> WHAT THE EXERCISE ASKS
Lines containing the word "documentația" are to be located and copied.

> GIVEN RECORDS
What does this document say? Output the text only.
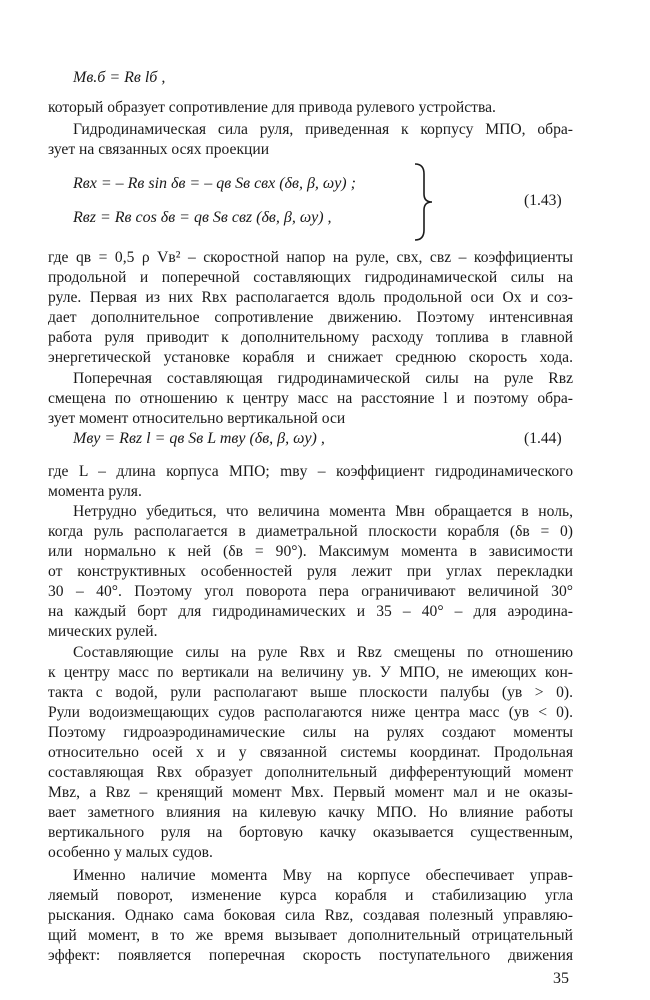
Mв.б = Rв lб ,
который образует сопротивление для привода рулевого устройства.
Гидродинамическая сила руля, приведенная к корпусу МПО, обра-
зует на связанных осях проекции
Rвx = – Rв sin δв = – qв Sв cвx (δв, β, ωy) ;
Rвz = Rв cos δв = qв Sв cвz (δв, β, ωy) ,
(1.43)
где qв = 0,5 ρ Vв² – скоростной напор на руле, cвx, cвz – коэффициенты
продольной и поперечной составляющих гидродинамической силы на
руле. Первая из них Rвx располагается вдоль продольной оси Ox и соз-
дает дополнительное сопротивление движению. Поэтому интенсивная
работа руля приводит к дополнительному расходу топлива в главной
энергетической установке корабля и снижает среднюю скорость хода.
Поперечная составляющая гидродинамической силы на руле Rвz
смещена по отношению к центру масс на расстояние l и поэтому обра-
зует момент относительно вертикальной оси
Mвy = Rвz l = qв Sв L mвy (δв, β, ωy) ,	(1.44)
где L – длина корпуса МПО; mвy – коэффициент гидродинамического
момента руля.
Нетрудно убедиться, что величина момента Mвн обращается в ноль,
когда руль располагается в диаметральной плоскости корабля (δв = 0)
или нормально к ней (δв = 90°). Максимум момента в зависимости
от конструктивных особенностей руля лежит при углах перекладки
30 – 40°. Поэтому угол поворота пера ограничивают величиной 30°
на каждый борт для гидродинамических и 35 – 40° – для аэродина-
мических рулей.
Составляющие силы на руле Rвx и Rвz смещены по отношению
к центру масс по вертикали на величину yв. У МПО, не имеющих кон-
такта с водой, рули располагают выше плоскости палубы (yв > 0).
Рули водоизмещающих судов располагаются ниже центра масс (yв < 0).
Поэтому гидроаэродинамические силы на рулях создают моменты
относительно осей x и y связанной системы координат. Продольная
составляющая Rвx образует дополнительный дифферентующий момент
Mвz, а Rвz – кренящий момент Mвx. Первый момент мал и не оказы-
вает заметного влияния на килевую качку МПО. Но влияние работы
вертикального руля на бортовую качку оказывается существенным,
особенно у малых судов.
Именно наличие момента Mвy на корпусе обеспечивает управ-
ляемый поворот, изменение курса корабля и стабилизацию угла
рыскания. Однако сама боковая сила Rвz, создавая полезный управляю-
щий момент, в то же время вызывает дополнительный отрицательный
эффект: появляется поперечная скорость поступательного движения
35
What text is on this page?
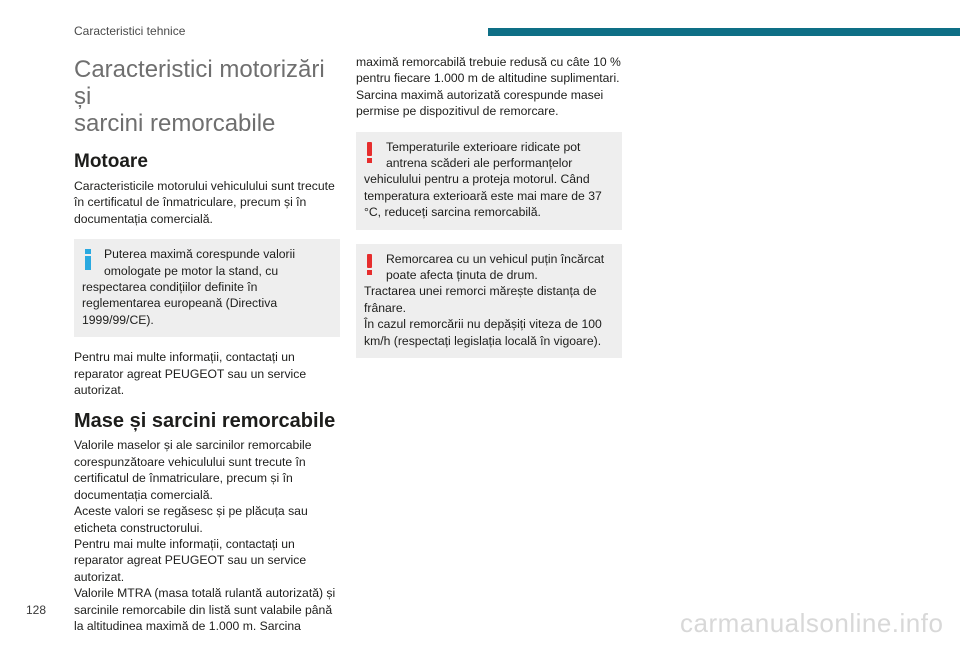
Caracteristici tehnice
Caracteristici motorizări și
sarcini remorcabile
Motoare

Caracteristicile motorului vehiculului sunt trecute în certificatul de înmatriculare, precum și în documentația comercială.

Puterea maximă corespunde valorii omologate pe motor la stand, cu
respectarea condițiilor definite în reglementarea europeană (Directiva 1999/99/CE).

Pentru mai multe informații, contactați un reparator agreat PEUGEOT sau un service autorizat.

Mase și sarcini remorcabile

Valorile maselor și ale sarcinilor remorcabile corespunzătoare vehiculului sunt trecute în certificatul de înmatriculare, precum și în documentația comercială.

Aceste valori se regăsesc și pe plăcuța sau eticheta constructorului.

Pentru mai multe informații, contactați un reparator agreat PEUGEOT sau un service autorizat.

Valorile MTRA (masa totală rulantă autorizată) și sarcinile remorcabile din listă sunt valabile până la altitudinea maximă de 1.000 m. Sarcina

maximă remorcabilă trebuie redusă cu câte 10 % pentru fiecare 1.000 m de altitudine suplimentari.

Sarcina maximă autorizată corespunde masei permise pe dispozitivul de remorcare.

Temperaturile exterioare ridicate pot antrena scăderi ale performanțelor
vehiculului pentru a proteja motorul. Când temperatura exterioară este mai mare de 37 °C, reduceți sarcina remorcabilă.
Remorcarea cu un vehicul puțin încărcat poate afecta ținuta de drum.
Tractarea unei remorci mărește distanța de frânare.
În cazul remorcării nu depășiți viteza de 100 km/h (respectați legislația locală în vigoare).
128	carmanualsonline.info
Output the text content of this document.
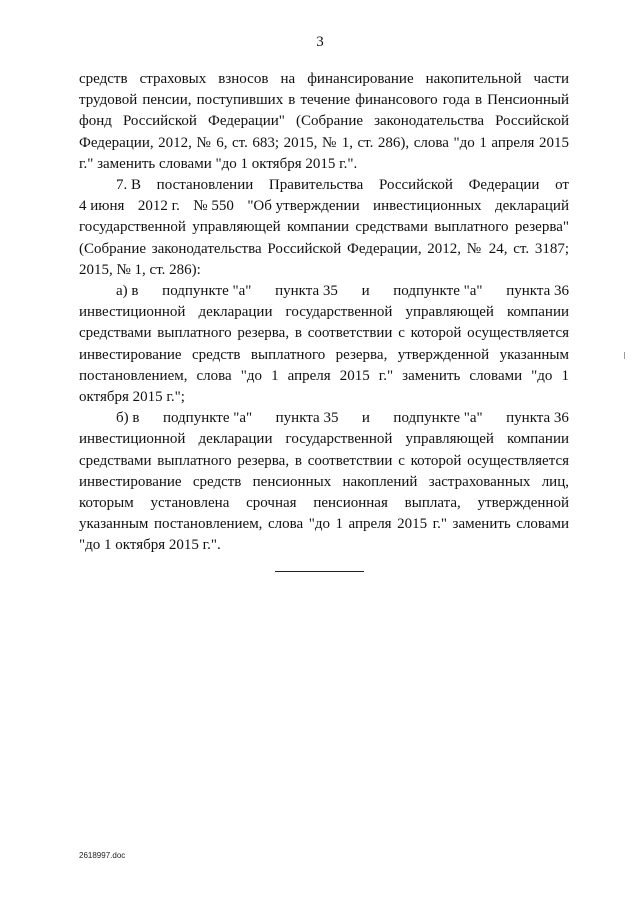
3

средств страховых взносов на финансирование накопительной части трудовой пенсии, поступивших в течение финансового года в Пенсионный фонд Российской Федерации" (Собрание законодательства Российской Федерации, 2012, № 6, ст. 683; 2015, № 1, ст. 286), слова "до 1 апреля 2015 г." заменить словами "до 1 октября 2015 г.".

7. В постановлении Правительства Российской Федерации от
4 июня 2012 г. № 550 "Об утверждении инвестиционных деклараций

государственной управляющей компании средствами выплатного резерва" (Собрание законодательства Российской Федерации, 2012, № 24, ст. 3187; 2015, № 1, ст. 286):

а) в подпункте "а" пункта 35 и подпункте "а" пункта 36

инвестиционной декларации государственной управляющей компании средствами выплатного резерва, в соответствии с которой осуществляется инвестирование средств выплатного резерва, утвержденной указанным постановлением, слова "до 1 апреля 2015 г." заменить словами "до 1 октября 2015 г.";

б) в подпункте "а" пункта 35 и подпункте "а" пункта 36

инвестиционной декларации государственной управляющей компании средствами выплатного резерва, в соответствии с которой осуществляется инвестирование средств пенсионных накоплений застрахованных лиц, которым установлена срочная пенсионная выплата, утвержденной указанным постановлением, слова "до 1 апреля 2015 г." заменить словами "до 1 октября 2015 г.".

2618997.doc
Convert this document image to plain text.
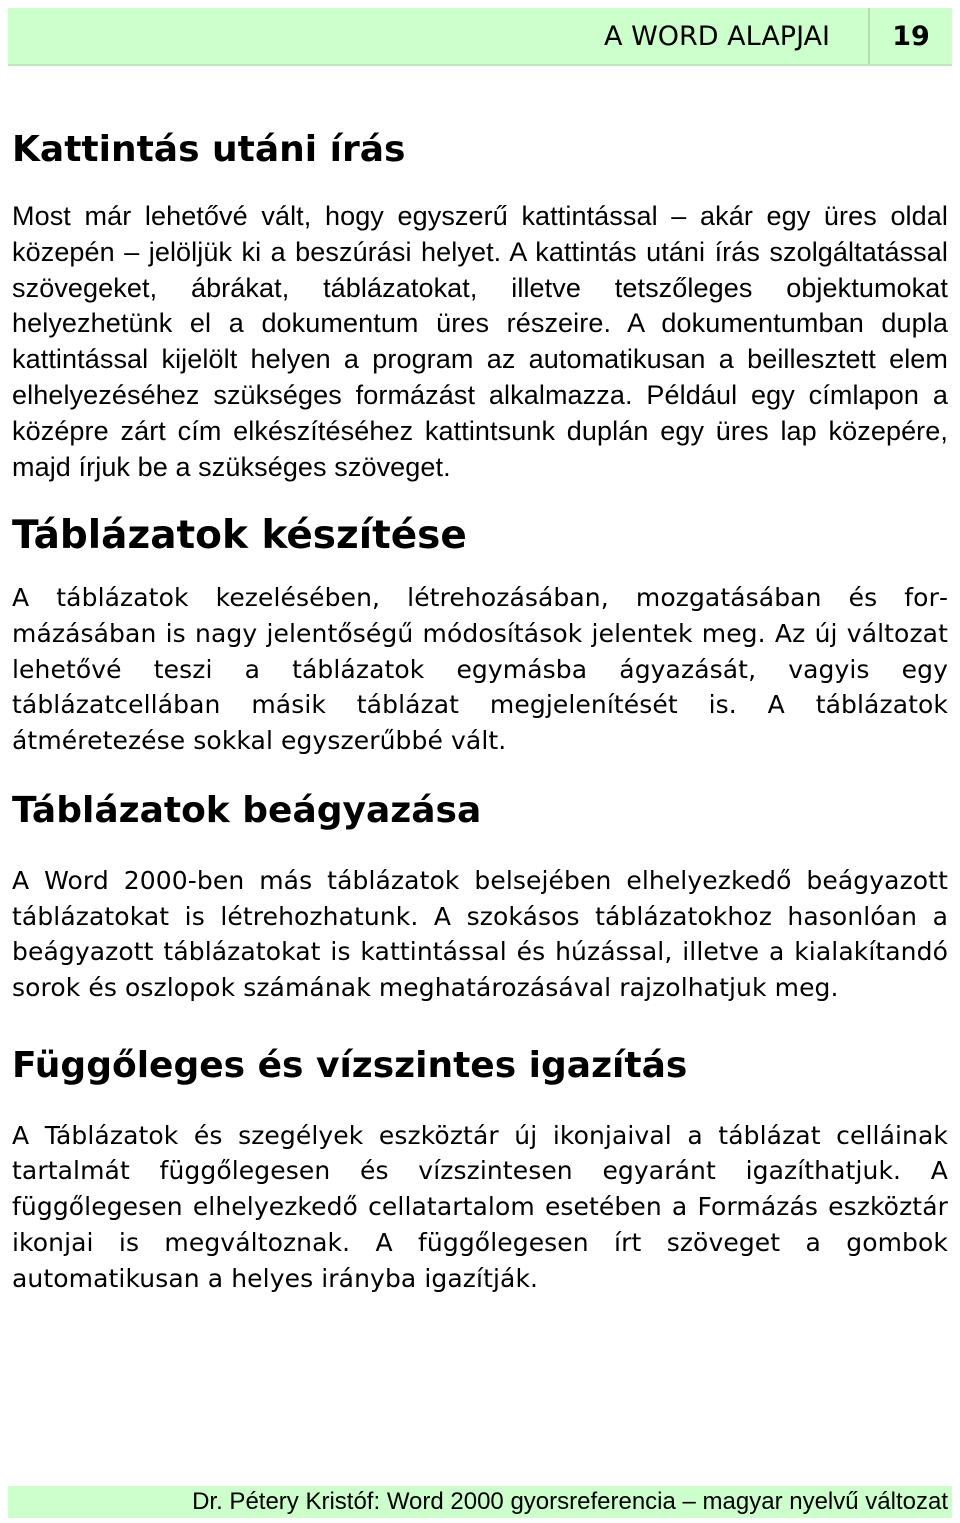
A WORD ALAPJAI	19
Kattintás utáni írás

Most már lehetővé vált, hogy egyszerű kattintással – akár egy üres oldal közepén – jelöljük ki a beszúrási helyet. A kattintás utáni írás szolgáltatással szövegeket, ábrákat, táblázatokat, illetve tetszőleges objektumokat helyezhetünk el a dokumentum üres részeire. A dokumentumban dupla kattintással kijelölt helyen a program az automatikusan a beillesztett elem elhelyezéséhez szükséges formázást alkalmazza. Például egy címlapon a középre zárt cím elkészítéséhez kattintsunk duplán egy üres lap közepére, majd írjuk be a szükséges szöveget.

Táblázatok készítése

A táblázatok kezelésében, létrehozásában, mozgatásában és formázásában is nagy jelentőségű módosítások jelentek meg. Az új változat lehetővé teszi a táblázatok egymásba ágyazását, vagyis egy táblázatcellában másik táblázat megjelenítését is. A táblázatok átméretezése sokkal egyszerűbbé vált.

Táblázatok beágyazása

A Word 2000-ben más táblázatok belsejében elhelyezkedő beágyazott táblázatokat is létrehozhatunk. A szokásos táblázatokhoz hasonlóan a beágyazott táblázatokat is kattintással és húzással, illetve a kialakítandó sorok és oszlopok számának meghatározásával rajzolhatjuk meg.

Függőleges és vízszintes igazítás

A Táblázatok és szegélyek eszköztár új ikonjaival a táblázat celláinak tartalmát függőlegesen és vízszintesen egyaránt igazíthatjuk. A függőlegesen elhelyezkedő cellatartalom esetében a Formázás eszköztár ikonjai is megváltoznak. A függőlegesen írt szöveget a gombok automatikusan a helyes irányba igazítják.

Dr. Pétery Kristóf: Word 2000 gyorsreferencia – magyar nyelvű változat
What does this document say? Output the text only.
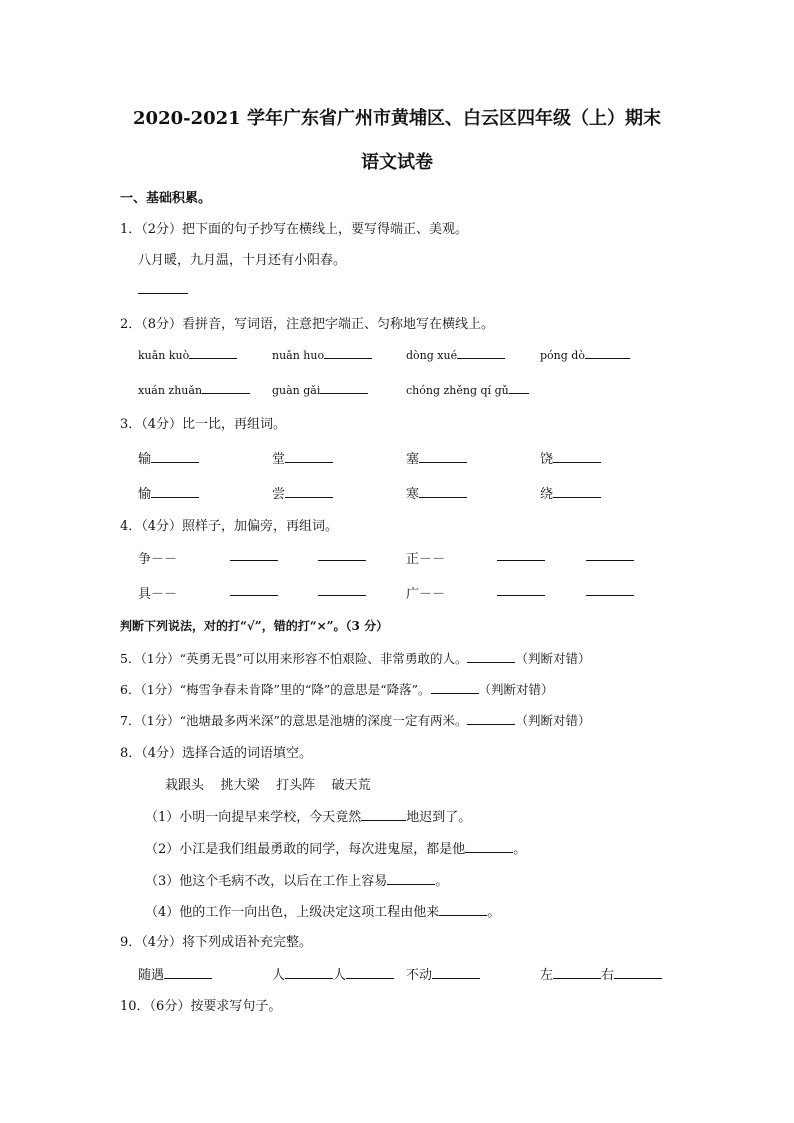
2020-2021 学年广东省广州市黄埔区、白云区四年级（上）期末
语文试卷
一、基础积累。
1．（2分）把下面的句子抄写在横线上，要写得端正、美观。
八月暖，九月温，十月还有小阳春。
2．（8分）看拼音，写词语，注意把字端正、匀称地写在横线上。
kuǎn kuò	nuǎn huo	dòng xué	póng dò
xuán zhuǎn	guàn gǎi	chóng zhěng qí gǔ
3．（4分）比一比，再组词。
输	堂	塞	饶
愉	尝	寒	绕
4．（4分）照样子，加偏旁，再组词。
争－－	正－－
具－－	广－－
判断下列说法，对的打“√”，错的打“×”。（3 分）
5．（1分）“英勇无畏”可以用来形容不怕艰险、非常勇敢的人。	（判断对错）
6．（1分）“梅雪争春未肯降”里的“降”的意思是“降落”。	（判断对错）
7．（1分）“池塘最多两米深”的意思是池塘的深度一定有两米。	（判断对错）
8．（4分）选择合适的词语填空。
栽跟头 挑大梁 打头阵 破天荒
（1）小明一向提早来学校，今天竟然	地迟到了。
（2）小江是我们组最勇敢的同学，每次进鬼屋，都是他	。
（3）他这个毛病不改，以后在工作上容易	。
（4）他的工作一向出色，上级决定这项工程由他来	。
9．（4分）将下列成语补充完整。
随遇	人	人	不动	左	右
10．（6分）按要求写句子。
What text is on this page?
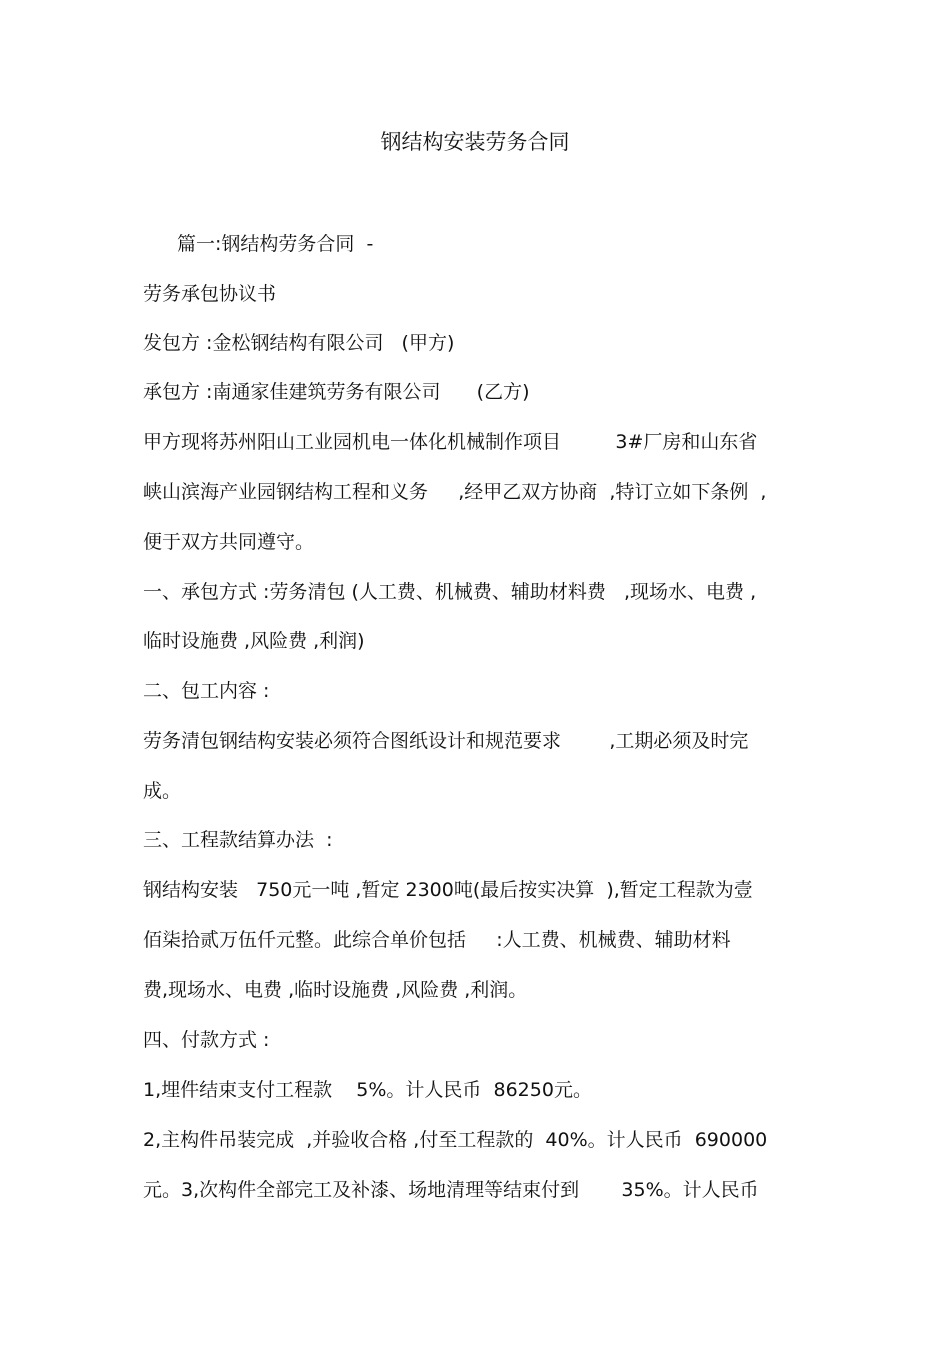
钢结构安装劳务合同
篇一:钢结构劳务合同  -
劳务承包协议书
发包方 :金松钢结构有限公司   (甲方)
承包方 :南通家佳建筑劳务有限公司      (乙方)
甲方现将苏州阳山工业园机电一体化机械制作项目         3#厂房和山东省
峡山滨海产业园钢结构工程和义务     ,经甲乙双方协商  ,特订立如下条例  ,
便于双方共同遵守。
一、承包方式 :劳务清包 (人工费、机械费、辅助材料费   ,现场水、电费 ,
临时设施费 ,风险费 ,利润)
二、包工内容 :
劳务清包钢结构安装必须符合图纸设计和规范要求        ,工期必须及时完
成。
三、工程款结算办法  :
钢结构安装   750元一吨 ,暂定 2300吨(最后按实决算  ),暂定工程款为壹
佰柒拾贰万伍仟元整。此综合单价包括     :人工费、机械费、辅助材料
费,现场水、电费 ,临时设施费 ,风险费 ,利润。
四、付款方式 :
1,埋件结束支付工程款    5%。计人民币  86250元。
2,主构件吊装完成  ,并验收合格 ,付至工程款的  40%。计人民币  690000
元。3,次构件全部完工及补漆、场地清理等结束付到       35%。计人民币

> REPLY TO THE TASK
Caracteristicile motorului vehiculului sunt trecute în certificatul de înmatriculare, precum și în documentația comercială.
Valorile maselor și ale sarcinilor remorcabile corespunzătoare vehiculului sunt trecute în certificatul de înmatriculare, precum și în documentația comercială.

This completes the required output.